List, from the lines below, each one with "circuit" in it.
-- begin DATA LISTING --
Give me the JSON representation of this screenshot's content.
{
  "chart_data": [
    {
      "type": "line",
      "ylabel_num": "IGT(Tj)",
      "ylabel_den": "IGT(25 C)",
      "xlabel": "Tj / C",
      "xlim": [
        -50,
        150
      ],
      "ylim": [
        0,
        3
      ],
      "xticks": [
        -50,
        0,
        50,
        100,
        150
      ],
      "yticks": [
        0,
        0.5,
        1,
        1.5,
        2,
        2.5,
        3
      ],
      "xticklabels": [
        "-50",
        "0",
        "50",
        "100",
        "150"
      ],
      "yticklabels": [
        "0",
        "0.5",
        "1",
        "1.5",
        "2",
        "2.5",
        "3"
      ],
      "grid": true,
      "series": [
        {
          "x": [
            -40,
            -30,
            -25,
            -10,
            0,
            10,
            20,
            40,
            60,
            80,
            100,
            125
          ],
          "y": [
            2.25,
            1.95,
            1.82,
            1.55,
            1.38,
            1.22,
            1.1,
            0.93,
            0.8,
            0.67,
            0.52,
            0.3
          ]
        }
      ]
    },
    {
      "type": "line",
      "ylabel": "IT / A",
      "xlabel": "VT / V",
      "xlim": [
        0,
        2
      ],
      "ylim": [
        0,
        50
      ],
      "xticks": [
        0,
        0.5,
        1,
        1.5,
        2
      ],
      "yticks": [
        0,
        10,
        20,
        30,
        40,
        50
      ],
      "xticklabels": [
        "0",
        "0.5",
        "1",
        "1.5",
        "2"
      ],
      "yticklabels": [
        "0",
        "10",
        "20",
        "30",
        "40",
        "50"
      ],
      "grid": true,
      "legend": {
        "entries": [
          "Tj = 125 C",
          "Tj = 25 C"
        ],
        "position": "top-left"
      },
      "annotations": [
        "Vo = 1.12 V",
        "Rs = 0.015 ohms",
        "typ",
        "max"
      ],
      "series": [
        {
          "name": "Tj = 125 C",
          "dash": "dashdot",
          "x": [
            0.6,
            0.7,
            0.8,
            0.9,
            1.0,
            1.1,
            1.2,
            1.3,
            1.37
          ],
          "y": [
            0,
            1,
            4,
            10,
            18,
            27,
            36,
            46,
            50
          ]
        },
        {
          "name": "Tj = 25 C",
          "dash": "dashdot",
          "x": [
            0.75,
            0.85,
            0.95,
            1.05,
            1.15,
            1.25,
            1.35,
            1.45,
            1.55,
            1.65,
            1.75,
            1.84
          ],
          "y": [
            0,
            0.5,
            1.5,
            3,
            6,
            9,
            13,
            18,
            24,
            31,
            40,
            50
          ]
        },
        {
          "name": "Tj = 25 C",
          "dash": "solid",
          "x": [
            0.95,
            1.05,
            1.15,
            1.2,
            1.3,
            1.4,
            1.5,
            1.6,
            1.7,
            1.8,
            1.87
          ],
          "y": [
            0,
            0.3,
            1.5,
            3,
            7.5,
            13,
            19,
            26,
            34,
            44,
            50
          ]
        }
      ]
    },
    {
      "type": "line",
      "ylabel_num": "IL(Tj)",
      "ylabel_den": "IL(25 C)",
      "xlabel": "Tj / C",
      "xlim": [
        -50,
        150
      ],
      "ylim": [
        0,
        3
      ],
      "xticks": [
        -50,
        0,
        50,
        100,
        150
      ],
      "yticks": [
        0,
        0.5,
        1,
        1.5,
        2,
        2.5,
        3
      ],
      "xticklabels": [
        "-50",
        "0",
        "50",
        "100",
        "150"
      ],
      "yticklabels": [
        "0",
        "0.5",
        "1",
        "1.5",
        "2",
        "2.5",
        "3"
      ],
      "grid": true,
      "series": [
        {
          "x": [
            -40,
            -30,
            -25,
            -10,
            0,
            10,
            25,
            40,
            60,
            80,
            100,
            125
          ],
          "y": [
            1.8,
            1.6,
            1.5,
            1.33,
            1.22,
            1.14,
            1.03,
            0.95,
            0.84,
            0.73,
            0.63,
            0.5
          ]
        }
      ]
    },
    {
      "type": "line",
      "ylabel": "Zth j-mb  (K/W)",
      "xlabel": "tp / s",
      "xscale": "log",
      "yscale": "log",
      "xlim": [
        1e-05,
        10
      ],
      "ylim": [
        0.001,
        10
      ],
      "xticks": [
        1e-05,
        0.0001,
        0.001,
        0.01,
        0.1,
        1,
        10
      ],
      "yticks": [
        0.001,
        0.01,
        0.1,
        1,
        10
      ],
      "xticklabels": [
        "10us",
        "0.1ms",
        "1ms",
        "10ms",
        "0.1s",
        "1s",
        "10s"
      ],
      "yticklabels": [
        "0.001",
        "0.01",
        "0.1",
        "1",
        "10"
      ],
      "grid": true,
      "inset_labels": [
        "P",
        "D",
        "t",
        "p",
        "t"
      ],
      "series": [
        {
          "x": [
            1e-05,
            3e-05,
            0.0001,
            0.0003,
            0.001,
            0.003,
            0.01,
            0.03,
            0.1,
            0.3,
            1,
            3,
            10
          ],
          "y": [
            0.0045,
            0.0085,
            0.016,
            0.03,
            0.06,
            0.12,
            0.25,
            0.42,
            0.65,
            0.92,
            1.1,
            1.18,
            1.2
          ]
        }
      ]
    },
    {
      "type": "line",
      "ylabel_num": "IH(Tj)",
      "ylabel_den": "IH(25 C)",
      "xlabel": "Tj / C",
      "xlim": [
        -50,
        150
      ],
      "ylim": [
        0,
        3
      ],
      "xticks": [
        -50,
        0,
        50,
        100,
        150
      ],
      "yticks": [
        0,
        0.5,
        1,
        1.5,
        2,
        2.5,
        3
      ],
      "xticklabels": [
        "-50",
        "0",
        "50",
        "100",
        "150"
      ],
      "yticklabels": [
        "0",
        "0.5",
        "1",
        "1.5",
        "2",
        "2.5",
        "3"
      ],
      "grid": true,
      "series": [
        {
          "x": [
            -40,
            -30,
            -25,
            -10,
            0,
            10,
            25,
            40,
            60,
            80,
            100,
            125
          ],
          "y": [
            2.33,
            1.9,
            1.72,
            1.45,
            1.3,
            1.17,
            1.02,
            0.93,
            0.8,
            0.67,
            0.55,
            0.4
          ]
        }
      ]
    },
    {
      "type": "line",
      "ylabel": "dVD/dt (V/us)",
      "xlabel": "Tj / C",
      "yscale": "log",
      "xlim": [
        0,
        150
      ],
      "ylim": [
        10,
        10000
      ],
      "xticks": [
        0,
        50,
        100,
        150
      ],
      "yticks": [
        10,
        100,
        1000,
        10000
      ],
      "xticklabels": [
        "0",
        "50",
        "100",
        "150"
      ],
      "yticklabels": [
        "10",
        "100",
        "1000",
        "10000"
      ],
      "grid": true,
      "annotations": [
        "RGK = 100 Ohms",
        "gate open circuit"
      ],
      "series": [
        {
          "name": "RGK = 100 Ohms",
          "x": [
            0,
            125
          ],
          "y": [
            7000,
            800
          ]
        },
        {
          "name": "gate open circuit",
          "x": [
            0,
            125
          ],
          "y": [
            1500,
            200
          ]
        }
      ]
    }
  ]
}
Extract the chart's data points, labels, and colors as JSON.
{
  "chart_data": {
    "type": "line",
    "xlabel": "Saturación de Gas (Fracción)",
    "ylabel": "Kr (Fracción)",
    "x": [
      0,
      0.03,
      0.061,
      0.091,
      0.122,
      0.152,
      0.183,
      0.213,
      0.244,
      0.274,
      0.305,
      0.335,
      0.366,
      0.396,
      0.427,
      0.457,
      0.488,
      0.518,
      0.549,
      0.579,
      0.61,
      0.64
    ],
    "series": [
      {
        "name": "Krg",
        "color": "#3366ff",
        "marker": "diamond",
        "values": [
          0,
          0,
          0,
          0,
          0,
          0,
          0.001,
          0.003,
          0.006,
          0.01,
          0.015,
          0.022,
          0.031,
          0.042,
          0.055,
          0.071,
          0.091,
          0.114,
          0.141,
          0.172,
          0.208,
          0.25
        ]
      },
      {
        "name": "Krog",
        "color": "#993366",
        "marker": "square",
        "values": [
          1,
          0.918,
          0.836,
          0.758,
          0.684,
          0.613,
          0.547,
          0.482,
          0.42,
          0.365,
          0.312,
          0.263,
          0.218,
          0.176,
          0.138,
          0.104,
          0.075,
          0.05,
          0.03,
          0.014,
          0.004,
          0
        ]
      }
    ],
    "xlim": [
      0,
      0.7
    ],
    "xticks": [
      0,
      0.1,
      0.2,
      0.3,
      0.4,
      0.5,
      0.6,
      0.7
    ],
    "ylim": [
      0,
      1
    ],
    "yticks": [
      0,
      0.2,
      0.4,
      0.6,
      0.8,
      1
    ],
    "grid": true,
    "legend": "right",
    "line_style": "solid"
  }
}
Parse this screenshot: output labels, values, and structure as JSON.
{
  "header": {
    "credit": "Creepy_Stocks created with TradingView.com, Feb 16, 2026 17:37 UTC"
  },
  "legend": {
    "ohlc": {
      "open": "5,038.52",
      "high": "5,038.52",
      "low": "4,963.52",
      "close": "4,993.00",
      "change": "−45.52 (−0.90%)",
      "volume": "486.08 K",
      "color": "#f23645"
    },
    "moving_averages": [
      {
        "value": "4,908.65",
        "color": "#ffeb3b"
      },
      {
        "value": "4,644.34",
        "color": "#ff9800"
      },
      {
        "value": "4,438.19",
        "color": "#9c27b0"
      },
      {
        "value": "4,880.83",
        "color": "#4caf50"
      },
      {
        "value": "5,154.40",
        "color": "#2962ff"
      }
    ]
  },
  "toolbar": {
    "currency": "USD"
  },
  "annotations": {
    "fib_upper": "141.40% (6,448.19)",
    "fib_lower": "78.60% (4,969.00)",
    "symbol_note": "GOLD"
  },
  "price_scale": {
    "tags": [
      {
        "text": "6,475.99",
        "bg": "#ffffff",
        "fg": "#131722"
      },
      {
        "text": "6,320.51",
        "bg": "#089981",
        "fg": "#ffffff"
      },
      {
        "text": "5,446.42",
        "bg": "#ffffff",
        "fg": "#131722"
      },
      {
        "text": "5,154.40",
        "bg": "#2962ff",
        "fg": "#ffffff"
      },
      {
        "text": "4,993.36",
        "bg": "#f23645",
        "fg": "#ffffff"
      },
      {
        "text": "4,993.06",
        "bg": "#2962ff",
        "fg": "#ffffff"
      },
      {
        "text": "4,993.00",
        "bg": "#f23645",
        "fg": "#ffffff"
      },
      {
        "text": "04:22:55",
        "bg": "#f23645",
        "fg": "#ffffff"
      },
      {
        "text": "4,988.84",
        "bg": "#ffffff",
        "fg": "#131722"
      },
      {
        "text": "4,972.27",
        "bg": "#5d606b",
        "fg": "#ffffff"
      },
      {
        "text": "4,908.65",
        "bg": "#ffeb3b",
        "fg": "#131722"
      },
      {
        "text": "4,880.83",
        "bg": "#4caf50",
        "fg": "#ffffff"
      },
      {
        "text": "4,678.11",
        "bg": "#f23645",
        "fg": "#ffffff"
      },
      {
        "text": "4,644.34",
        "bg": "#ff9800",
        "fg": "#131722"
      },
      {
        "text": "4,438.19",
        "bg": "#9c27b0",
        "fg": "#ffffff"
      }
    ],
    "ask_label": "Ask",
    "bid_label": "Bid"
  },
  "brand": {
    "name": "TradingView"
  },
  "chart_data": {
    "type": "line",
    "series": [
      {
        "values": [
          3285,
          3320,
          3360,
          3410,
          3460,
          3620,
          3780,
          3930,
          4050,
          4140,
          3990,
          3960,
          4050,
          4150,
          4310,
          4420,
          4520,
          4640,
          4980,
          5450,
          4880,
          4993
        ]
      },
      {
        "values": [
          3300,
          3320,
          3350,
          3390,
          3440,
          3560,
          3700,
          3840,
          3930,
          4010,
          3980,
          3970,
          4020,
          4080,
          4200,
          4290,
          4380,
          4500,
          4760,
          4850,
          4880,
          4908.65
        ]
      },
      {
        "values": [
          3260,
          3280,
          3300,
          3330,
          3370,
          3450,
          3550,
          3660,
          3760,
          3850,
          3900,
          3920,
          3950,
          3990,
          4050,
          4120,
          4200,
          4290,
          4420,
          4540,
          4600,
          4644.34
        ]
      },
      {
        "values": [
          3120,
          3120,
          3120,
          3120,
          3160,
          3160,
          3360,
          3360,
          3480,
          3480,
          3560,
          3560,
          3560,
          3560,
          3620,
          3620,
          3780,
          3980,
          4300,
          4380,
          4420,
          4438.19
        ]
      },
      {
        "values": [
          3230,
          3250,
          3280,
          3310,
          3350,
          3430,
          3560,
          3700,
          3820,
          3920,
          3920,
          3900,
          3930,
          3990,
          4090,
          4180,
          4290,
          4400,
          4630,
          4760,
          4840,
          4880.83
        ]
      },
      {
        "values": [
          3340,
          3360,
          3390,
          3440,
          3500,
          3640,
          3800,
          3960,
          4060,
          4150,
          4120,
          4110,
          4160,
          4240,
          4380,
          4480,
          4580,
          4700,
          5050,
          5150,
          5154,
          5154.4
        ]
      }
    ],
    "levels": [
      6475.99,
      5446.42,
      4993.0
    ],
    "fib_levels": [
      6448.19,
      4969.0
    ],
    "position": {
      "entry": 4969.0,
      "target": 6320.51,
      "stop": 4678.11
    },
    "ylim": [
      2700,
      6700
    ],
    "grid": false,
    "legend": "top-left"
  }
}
-- end DATA LISTING --
#### [COMPLETE RESPONSE]
        "gate open circuit"
          "name": "gate open circuit",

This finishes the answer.